Task instructions: Copy out each line of the material in which the word "Porcelana" appears.

Figure record listings:
▬▬▬

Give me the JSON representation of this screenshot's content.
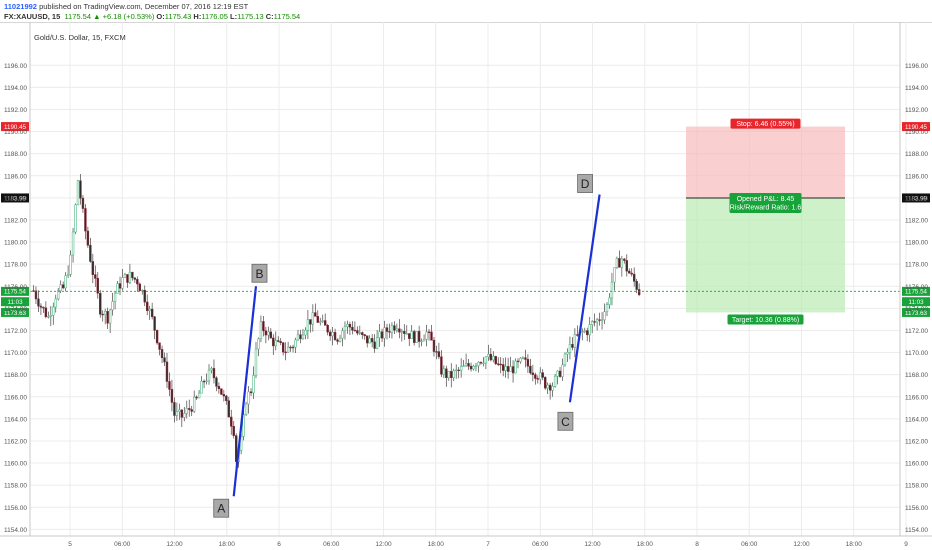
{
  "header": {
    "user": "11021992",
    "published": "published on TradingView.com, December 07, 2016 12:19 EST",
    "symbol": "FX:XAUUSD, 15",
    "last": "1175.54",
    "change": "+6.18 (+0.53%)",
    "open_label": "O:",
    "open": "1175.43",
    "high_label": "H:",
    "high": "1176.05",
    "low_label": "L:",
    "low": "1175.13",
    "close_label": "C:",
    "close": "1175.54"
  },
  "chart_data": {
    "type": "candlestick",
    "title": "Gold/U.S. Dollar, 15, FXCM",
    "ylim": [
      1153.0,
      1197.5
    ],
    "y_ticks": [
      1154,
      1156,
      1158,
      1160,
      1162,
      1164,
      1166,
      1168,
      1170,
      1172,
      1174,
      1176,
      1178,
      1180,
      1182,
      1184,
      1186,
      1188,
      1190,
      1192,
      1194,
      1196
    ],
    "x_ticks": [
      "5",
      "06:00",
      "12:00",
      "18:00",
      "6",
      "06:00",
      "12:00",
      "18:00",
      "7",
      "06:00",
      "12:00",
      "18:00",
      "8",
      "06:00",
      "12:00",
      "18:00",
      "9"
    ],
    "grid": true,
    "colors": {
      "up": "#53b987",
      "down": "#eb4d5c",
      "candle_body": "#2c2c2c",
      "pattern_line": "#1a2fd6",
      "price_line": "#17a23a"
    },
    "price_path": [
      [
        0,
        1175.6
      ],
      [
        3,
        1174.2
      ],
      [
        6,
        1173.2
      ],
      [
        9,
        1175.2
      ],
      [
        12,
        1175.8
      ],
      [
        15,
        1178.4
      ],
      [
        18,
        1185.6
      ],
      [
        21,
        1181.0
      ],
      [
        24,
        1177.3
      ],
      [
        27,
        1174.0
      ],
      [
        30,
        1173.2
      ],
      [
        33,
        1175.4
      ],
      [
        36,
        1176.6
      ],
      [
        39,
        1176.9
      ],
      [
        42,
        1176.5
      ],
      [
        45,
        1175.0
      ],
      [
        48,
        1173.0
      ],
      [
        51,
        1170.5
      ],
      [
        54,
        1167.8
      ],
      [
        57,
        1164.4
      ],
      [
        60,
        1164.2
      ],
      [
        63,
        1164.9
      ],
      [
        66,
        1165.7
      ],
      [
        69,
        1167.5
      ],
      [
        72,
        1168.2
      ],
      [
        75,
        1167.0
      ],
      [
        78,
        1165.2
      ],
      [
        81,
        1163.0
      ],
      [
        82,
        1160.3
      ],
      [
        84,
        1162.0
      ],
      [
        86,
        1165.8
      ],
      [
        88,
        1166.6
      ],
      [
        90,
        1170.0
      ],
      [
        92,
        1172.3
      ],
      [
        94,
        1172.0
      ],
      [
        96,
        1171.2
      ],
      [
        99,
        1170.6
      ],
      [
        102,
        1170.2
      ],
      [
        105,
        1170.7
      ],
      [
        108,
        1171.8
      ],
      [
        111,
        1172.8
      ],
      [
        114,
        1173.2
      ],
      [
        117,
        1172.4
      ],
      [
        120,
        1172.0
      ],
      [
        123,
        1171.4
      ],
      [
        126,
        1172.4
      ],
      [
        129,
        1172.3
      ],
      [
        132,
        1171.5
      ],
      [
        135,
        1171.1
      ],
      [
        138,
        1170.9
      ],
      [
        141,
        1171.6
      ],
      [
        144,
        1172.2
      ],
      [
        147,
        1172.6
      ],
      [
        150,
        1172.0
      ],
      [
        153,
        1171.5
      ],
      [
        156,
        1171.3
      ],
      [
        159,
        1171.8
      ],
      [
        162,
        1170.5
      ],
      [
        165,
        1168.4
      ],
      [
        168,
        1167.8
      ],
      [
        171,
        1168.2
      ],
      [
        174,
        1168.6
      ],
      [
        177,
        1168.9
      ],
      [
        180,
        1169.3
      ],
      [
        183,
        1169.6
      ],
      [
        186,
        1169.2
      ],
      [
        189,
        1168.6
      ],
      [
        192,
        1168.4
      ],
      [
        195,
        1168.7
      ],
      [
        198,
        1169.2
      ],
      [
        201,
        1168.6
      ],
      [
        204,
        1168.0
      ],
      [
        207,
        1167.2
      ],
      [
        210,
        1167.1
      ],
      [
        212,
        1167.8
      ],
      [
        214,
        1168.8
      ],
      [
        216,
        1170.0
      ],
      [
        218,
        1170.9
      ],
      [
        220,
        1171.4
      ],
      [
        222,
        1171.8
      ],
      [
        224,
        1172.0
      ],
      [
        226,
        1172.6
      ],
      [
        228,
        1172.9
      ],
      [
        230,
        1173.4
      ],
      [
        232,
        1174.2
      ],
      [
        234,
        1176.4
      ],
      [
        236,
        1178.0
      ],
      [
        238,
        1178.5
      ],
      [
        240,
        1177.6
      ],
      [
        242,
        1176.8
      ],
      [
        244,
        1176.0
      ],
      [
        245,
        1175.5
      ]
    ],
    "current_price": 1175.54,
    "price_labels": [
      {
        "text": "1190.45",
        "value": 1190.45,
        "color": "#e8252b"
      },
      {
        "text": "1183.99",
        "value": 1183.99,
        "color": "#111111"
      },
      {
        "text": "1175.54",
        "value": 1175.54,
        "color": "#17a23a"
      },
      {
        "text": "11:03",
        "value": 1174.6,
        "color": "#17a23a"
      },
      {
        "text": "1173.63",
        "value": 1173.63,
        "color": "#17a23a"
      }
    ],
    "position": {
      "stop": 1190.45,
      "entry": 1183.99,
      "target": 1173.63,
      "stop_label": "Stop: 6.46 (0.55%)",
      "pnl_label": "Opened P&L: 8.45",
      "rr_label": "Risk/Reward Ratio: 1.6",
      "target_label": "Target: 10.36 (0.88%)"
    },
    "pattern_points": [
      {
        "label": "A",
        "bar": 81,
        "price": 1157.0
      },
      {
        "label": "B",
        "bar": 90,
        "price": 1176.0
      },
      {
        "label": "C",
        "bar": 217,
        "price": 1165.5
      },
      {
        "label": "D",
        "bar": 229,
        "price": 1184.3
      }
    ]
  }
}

▬▬▬

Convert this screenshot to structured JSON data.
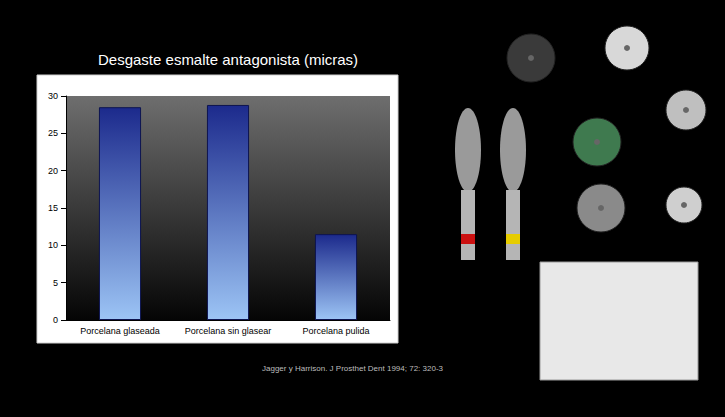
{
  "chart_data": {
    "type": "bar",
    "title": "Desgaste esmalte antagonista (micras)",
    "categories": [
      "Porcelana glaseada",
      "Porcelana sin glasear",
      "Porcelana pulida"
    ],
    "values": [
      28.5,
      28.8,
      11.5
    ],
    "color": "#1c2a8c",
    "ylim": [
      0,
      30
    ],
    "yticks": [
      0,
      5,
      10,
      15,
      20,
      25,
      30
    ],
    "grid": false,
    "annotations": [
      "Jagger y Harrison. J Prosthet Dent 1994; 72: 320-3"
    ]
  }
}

▬▬▬

Task output:
      "Porcelana glaseada",
      "Porcelana sin glasear",
      "Porcelana pulida"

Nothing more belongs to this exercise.